What you should do:
Identify the lines that contain the word "color" and copy each one.

[Collected data]

-=-=-

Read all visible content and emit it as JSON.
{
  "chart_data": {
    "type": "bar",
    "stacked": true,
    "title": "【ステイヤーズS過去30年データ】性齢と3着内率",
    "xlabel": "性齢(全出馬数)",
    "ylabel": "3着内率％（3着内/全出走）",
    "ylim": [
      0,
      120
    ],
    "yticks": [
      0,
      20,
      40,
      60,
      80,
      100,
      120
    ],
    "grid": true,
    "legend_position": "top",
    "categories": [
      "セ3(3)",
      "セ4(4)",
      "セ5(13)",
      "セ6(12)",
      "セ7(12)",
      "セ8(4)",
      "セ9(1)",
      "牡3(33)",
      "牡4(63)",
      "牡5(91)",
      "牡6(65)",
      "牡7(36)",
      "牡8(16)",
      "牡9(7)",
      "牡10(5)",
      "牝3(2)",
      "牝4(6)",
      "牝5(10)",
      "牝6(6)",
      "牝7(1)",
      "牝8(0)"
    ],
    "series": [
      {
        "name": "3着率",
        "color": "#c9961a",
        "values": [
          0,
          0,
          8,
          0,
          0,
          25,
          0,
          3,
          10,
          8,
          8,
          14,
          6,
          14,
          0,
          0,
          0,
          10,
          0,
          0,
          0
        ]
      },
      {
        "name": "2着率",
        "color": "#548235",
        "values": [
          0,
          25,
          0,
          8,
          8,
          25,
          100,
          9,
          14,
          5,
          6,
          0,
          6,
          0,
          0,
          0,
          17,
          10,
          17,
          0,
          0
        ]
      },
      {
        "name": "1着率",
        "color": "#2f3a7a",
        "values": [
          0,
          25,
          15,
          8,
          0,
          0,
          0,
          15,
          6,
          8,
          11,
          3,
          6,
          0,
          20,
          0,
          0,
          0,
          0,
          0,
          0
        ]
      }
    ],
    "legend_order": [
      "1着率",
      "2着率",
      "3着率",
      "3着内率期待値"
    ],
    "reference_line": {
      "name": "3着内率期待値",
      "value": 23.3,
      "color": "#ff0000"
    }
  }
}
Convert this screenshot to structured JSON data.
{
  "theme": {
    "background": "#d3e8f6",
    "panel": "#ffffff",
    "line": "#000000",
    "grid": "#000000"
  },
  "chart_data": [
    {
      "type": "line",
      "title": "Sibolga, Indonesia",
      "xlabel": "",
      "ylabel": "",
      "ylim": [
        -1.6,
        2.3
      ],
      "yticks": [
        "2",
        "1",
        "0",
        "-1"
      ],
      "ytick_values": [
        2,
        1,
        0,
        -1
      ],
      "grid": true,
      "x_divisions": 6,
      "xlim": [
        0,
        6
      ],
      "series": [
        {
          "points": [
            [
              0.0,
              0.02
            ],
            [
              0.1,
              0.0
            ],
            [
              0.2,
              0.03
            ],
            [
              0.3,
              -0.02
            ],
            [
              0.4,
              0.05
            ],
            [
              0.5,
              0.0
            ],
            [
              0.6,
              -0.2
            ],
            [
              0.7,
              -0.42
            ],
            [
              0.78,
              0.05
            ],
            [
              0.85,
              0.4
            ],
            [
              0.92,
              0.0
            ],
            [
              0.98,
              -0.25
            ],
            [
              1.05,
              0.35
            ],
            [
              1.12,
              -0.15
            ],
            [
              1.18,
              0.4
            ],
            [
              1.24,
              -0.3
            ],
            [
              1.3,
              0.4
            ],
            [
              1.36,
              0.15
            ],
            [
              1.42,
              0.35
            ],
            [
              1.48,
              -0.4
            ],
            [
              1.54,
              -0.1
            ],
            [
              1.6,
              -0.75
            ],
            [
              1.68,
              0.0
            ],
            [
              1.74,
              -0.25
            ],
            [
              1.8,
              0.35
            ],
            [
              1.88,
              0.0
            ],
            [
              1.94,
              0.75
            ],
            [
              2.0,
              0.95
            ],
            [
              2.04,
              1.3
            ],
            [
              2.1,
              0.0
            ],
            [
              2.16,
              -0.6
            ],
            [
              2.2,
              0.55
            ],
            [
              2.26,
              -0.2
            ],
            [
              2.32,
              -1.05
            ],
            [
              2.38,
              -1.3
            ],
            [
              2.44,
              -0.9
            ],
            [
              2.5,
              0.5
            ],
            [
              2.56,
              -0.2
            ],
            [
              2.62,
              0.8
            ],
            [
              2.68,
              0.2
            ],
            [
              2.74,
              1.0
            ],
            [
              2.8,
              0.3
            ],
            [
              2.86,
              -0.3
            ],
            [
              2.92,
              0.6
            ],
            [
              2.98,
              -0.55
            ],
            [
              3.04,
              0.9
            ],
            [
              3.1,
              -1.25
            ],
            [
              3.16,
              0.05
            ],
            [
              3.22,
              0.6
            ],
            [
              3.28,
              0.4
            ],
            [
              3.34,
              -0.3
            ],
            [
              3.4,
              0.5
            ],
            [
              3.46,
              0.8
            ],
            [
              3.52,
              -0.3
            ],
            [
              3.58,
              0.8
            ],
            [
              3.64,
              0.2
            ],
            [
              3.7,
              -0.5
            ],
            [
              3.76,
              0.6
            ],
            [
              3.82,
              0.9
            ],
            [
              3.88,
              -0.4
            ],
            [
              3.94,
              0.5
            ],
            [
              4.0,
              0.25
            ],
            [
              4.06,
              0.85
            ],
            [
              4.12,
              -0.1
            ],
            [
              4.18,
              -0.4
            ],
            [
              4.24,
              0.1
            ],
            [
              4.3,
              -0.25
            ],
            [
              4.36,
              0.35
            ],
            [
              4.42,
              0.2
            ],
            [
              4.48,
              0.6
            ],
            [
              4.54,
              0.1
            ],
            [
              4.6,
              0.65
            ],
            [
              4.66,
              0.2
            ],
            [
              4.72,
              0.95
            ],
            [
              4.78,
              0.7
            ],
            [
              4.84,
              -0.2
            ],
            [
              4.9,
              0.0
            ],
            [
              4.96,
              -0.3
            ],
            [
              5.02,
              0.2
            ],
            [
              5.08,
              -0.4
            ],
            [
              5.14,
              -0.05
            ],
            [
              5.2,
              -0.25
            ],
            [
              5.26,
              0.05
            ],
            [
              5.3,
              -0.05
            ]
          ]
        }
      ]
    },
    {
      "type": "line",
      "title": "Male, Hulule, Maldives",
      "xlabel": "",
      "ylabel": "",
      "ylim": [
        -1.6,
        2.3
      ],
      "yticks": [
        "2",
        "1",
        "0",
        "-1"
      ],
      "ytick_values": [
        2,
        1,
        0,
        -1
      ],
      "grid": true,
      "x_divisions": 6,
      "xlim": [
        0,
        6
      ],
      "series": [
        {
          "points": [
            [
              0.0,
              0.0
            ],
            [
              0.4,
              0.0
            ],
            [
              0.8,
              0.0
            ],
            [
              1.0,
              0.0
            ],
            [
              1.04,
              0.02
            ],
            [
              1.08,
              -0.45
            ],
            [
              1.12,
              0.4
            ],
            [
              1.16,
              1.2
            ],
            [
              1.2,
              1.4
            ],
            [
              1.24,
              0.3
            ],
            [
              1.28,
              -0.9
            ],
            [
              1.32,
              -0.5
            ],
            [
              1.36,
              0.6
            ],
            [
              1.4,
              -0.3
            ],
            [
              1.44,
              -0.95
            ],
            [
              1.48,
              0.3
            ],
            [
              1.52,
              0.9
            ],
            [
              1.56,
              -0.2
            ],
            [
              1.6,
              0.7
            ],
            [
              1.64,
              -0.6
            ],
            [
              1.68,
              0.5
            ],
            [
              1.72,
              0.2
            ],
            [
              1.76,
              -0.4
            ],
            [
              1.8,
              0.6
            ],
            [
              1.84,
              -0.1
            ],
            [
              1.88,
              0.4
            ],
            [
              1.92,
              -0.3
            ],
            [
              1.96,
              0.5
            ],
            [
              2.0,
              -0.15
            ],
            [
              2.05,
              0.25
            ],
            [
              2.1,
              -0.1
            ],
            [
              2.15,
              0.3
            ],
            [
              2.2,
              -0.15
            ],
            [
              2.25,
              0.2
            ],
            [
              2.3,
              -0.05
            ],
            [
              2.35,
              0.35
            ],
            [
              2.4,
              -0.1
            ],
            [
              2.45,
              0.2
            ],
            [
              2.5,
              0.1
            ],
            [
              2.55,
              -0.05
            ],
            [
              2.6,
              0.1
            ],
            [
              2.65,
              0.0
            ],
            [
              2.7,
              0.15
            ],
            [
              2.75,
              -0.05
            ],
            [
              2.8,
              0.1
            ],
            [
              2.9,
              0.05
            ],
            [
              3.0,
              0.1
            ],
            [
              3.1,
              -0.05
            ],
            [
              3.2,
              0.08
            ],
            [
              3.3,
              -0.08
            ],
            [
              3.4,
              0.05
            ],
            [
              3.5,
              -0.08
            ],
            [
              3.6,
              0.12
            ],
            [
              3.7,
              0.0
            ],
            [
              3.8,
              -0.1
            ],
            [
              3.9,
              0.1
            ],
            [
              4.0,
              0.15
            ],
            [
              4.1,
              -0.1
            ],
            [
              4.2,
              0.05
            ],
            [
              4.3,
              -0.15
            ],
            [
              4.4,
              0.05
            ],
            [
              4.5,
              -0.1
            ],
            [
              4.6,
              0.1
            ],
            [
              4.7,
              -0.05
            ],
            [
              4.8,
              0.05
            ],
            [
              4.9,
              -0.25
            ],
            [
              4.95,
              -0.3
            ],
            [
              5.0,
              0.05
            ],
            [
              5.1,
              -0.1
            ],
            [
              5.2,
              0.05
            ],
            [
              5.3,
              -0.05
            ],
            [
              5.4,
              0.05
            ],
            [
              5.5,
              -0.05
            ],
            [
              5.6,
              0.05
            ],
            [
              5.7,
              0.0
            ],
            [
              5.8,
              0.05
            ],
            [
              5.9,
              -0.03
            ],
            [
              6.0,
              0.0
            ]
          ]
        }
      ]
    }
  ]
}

-=-=-

Finished answer:
        "color": "#c9961a",
        "color": "#548235",
        "color": "#2f3a7a",
      "color": "#ff0000"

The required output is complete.